> _Instruction_:
Copy the records below exactly as they are written.

Dataset entries:
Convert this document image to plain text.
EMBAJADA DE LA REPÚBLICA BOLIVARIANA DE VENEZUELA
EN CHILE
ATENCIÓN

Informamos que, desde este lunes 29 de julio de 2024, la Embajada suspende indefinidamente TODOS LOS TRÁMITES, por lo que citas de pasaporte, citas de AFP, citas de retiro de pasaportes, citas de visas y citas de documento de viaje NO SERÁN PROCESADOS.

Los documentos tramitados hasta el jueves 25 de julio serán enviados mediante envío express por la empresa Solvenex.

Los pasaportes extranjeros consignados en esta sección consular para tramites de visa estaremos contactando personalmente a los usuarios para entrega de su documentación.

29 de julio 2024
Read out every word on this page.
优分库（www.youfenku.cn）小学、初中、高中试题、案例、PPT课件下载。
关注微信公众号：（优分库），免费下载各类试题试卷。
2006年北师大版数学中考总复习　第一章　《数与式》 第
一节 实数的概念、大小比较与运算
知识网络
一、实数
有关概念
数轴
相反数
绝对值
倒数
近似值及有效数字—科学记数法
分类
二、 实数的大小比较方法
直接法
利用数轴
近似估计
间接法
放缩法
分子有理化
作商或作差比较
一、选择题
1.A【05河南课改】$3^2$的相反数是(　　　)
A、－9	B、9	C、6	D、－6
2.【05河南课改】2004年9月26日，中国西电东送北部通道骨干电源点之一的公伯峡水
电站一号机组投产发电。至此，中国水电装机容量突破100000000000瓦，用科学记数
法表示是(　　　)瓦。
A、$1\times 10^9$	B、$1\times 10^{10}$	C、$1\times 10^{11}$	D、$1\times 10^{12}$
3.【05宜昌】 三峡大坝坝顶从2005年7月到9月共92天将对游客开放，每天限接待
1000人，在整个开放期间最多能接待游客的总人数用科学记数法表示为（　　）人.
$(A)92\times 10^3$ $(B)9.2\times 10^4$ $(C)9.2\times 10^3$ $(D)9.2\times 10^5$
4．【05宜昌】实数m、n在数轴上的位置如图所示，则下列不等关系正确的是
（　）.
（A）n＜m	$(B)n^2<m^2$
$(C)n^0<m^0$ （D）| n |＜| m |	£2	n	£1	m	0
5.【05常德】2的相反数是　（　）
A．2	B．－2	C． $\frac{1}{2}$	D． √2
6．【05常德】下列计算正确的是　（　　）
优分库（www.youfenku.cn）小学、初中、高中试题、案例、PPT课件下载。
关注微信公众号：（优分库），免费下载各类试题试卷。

> _Answer in full_:
Convert this document image to plain text.
EMBAJADA DE LA REPÚBLICA BOLIVARIANA DE VENEZUELA
EN CHILE
ATENCIÓN

Informamos que, desde este lunes 29 de julio de 2024, la Embajada suspende indefinidamente TODOS LOS TRÁMITES, por lo que citas de pasaporte, citas de AFP, citas de retiro de pasaportes, citas de visas y citas de documento de viaje NO SERÁN PROCESADOS.

Los documentos tramitados hasta el jueves 25 de julio serán enviados mediante envío express por la empresa Solvenex.

Los pasaportes extranjeros consignados en esta sección consular para tramites de visa estaremos contactando personalmente a los usuarios para entrega de su documentación.

29 de julio 2024
Read out every word on this page.
优分库（www.youfenku.cn）小学、初中、高中试题、案例、PPT课件下载。
关注微信公众号：（优分库），免费下载各类试题试卷。
2006年北师大版数学中考总复习　第一章　《数与式》 第
一节 实数的概念、大小比较与运算
知识网络
一、实数
有关概念
数轴
相反数
绝对值
倒数
近似值及有效数字—科学记数法
分类
二、 实数的大小比较方法
直接法
利用数轴
近似估计
间接法
放缩法
分子有理化
作商或作差比较
一、选择题
1.A【05河南课改】$3^2$的相反数是(　　　)
A、－9	B、9	C、6	D、－6
2.【05河南课改】2004年9月26日，中国西电东送北部通道骨干电源点之一的公伯峡水
电站一号机组投产发电。至此，中国水电装机容量突破100000000000瓦，用科学记数
法表示是(　　　)瓦。
A、$1\times 10^9$	B、$1\times 10^{10}$	C、$1\times 10^{11}$	D、$1\times 10^{12}$
3.【05宜昌】 三峡大坝坝顶从2005年7月到9月共92天将对游客开放，每天限接待
1000人，在整个开放期间最多能接待游客的总人数用科学记数法表示为（　　）人.
$(A)92\times 10^3$ $(B)9.2\times 10^4$ $(C)9.2\times 10^3$ $(D)9.2\times 10^5$
4．【05宜昌】实数m、n在数轴上的位置如图所示，则下列不等关系正确的是
（　）.
（A）n＜m	$(B)n^2<m^2$
$(C)n^0<m^0$ （D）| n |＜| m |	£2	n	£1	m	0
5.【05常德】2的相反数是　（　）
A．2	B．－2	C． $\frac{1}{2}$	D． √2
6．【05常德】下列计算正确的是　（　　）
优分库（www.youfenku.cn）小学、初中、高中试题、案例、PPT课件下载。
关注微信公众号：（优分库），免费下载各类试题试卷。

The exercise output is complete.